- PROBLEM DESCRIPTION -
Below are the records. List every line holding the word "this".
___ INPUT MATERIAL
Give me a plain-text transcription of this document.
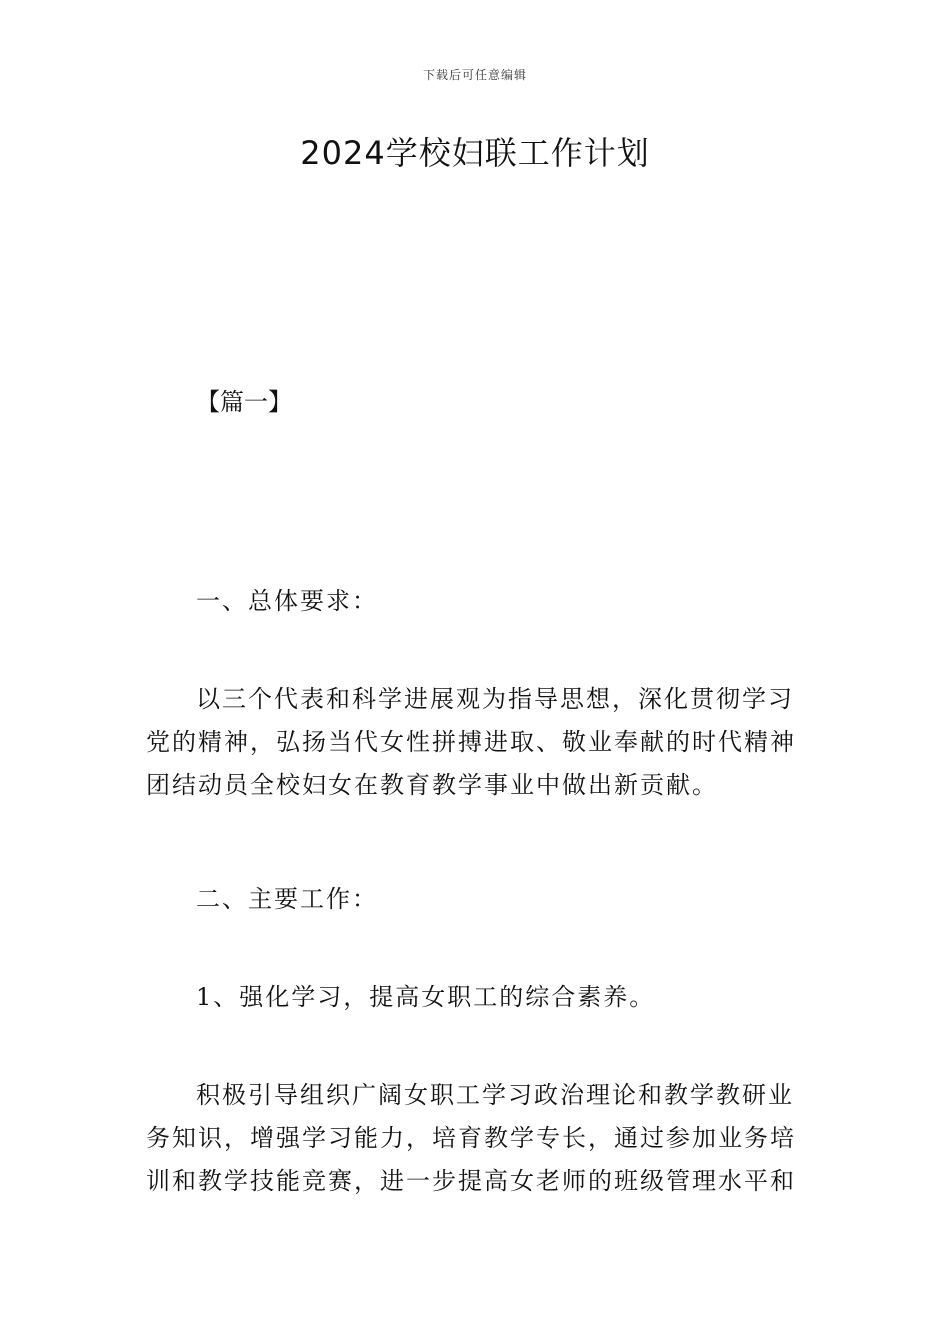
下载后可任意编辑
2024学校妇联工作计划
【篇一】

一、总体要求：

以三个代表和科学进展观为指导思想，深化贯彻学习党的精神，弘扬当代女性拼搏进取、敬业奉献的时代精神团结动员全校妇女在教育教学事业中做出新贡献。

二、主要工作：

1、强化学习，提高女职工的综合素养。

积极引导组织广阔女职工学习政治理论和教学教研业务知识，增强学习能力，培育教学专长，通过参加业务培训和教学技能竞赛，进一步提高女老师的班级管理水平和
______
___ INPUT MATERIAL
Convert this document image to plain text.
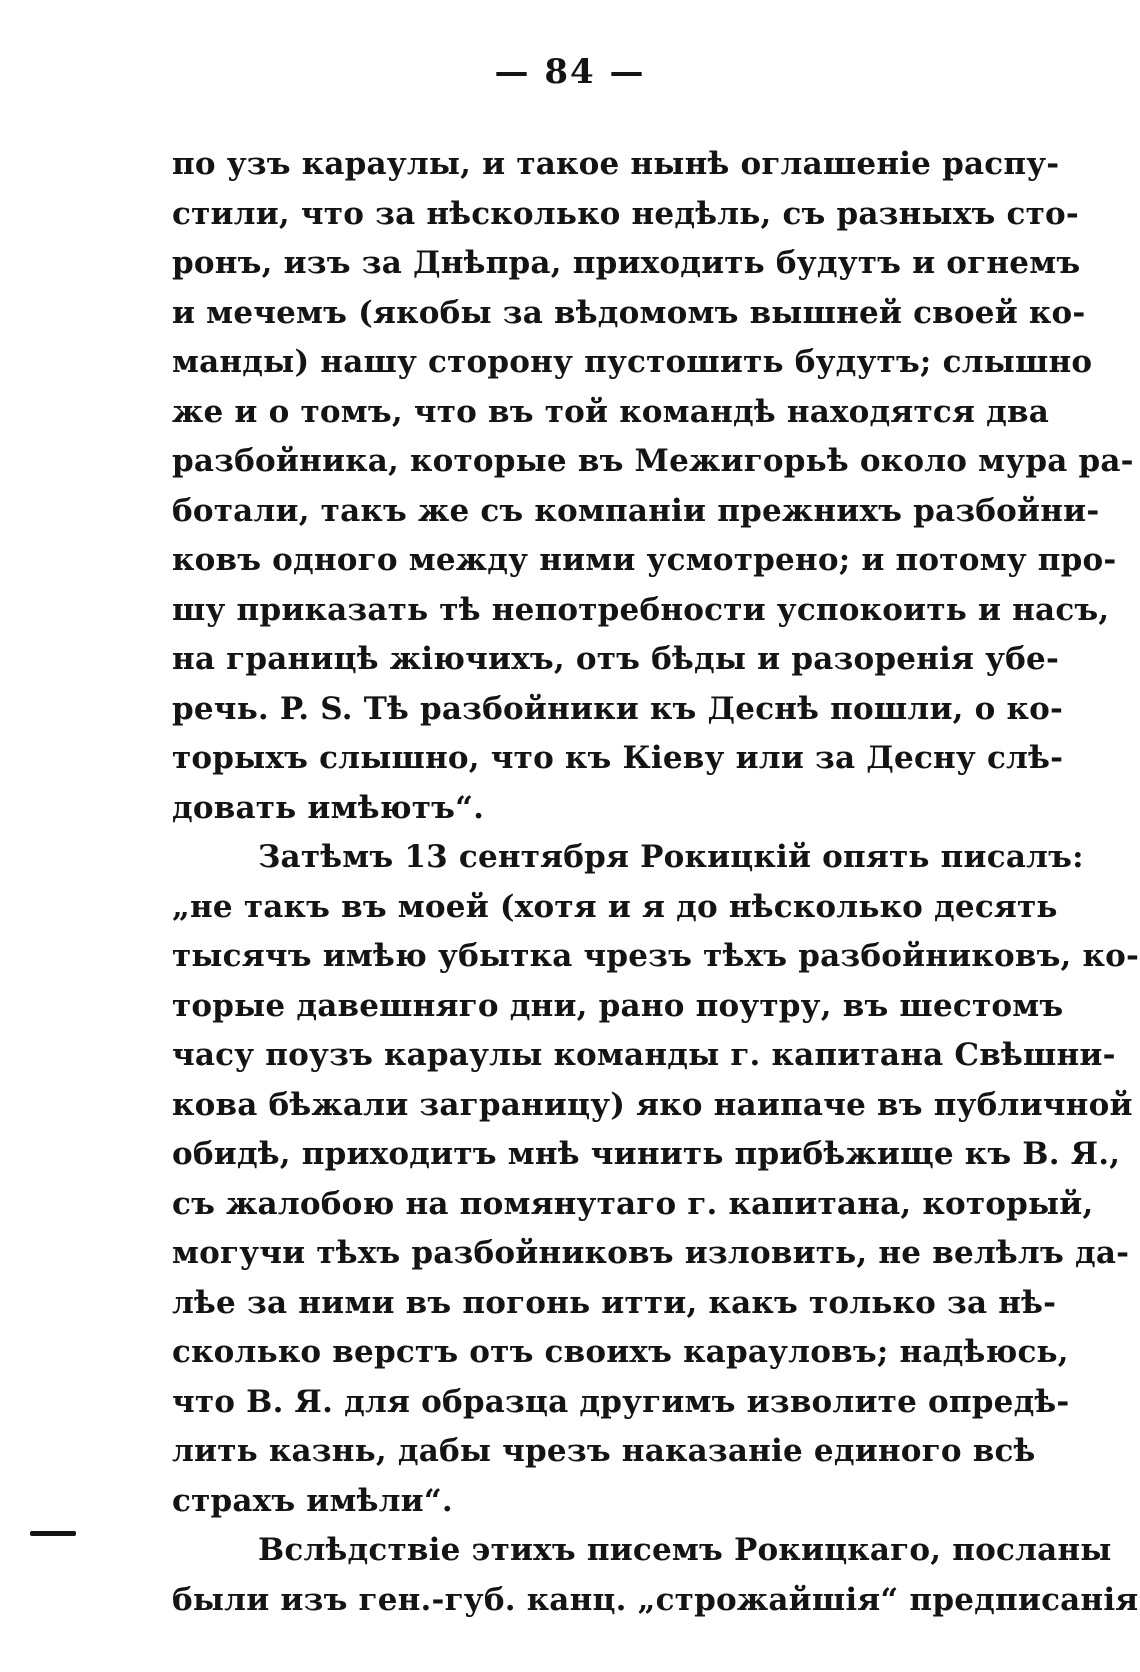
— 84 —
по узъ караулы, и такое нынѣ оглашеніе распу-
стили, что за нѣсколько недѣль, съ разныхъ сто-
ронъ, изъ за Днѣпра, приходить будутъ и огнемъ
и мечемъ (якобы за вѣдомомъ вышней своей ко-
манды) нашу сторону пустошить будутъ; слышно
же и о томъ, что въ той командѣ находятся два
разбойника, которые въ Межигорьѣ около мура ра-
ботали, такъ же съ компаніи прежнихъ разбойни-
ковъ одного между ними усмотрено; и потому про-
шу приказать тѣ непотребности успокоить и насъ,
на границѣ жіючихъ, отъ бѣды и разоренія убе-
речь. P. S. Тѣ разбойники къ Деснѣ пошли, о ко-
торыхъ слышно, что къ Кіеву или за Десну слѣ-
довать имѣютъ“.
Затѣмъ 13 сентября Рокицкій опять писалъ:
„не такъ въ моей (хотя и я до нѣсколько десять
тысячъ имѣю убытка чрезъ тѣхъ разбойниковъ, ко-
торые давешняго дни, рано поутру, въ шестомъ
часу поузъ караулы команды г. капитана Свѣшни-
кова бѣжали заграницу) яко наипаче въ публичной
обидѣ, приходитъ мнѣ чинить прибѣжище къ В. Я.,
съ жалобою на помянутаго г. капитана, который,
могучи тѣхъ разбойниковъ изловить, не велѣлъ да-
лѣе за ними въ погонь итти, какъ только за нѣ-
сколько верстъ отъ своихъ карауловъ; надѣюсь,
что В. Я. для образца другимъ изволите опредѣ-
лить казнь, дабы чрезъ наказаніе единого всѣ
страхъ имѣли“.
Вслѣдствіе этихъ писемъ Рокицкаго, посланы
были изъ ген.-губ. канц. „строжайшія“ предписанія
______
- WORKED ANSWER -
Give me a plain-text transcription of this document.
Convert this document image to plain text.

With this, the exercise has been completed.